(Recorded data)

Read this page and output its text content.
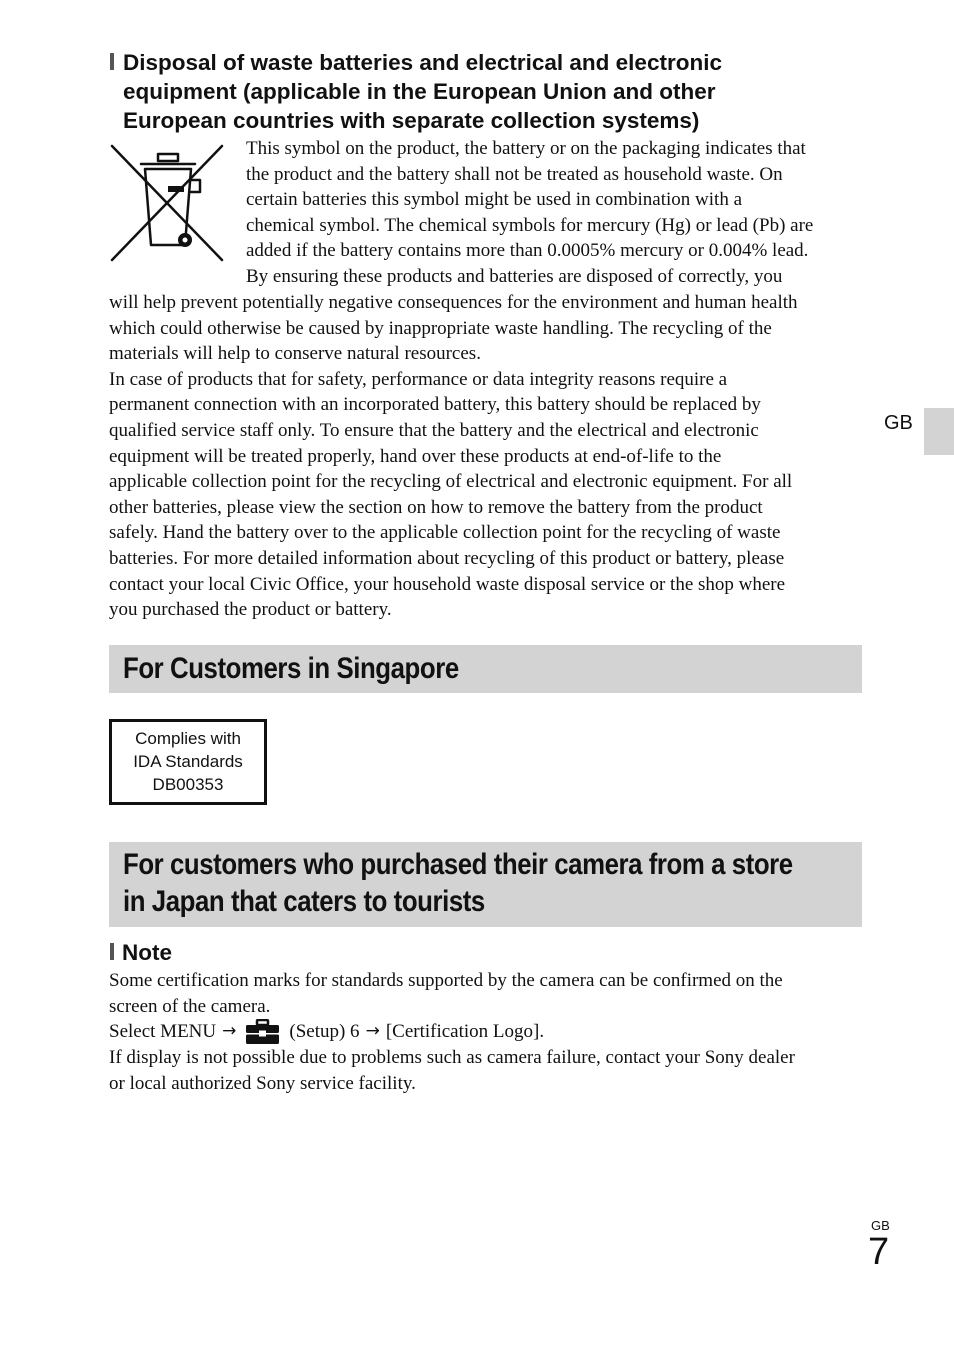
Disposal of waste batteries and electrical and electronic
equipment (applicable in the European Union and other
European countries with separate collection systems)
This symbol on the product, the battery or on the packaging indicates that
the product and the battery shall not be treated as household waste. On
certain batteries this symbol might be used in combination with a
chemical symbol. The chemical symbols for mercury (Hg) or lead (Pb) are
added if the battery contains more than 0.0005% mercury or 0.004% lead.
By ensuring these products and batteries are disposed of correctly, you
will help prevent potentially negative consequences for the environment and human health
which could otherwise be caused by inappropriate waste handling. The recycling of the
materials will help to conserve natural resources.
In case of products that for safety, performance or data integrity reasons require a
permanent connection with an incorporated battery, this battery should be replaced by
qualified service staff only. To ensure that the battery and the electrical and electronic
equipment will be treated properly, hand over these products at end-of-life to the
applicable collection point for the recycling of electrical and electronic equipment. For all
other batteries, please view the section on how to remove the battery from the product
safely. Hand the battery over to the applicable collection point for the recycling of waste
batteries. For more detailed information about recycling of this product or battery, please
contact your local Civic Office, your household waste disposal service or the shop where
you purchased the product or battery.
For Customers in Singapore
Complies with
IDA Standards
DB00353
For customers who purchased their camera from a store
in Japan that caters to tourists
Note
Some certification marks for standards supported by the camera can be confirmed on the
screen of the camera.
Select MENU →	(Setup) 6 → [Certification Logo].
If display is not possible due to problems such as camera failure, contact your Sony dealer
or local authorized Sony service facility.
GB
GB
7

• Work to do:
Gather and return every line that holds the string "batteries".

• Completed exercise:
Disposal of waste batteries and electrical and electronic
certain batteries this symbol might be used in combination with a
By ensuring these products and batteries are disposed of correctly, you
other batteries, please view the section on how to remove the battery from the product
batteries. For more detailed information about recycling of this product or battery, please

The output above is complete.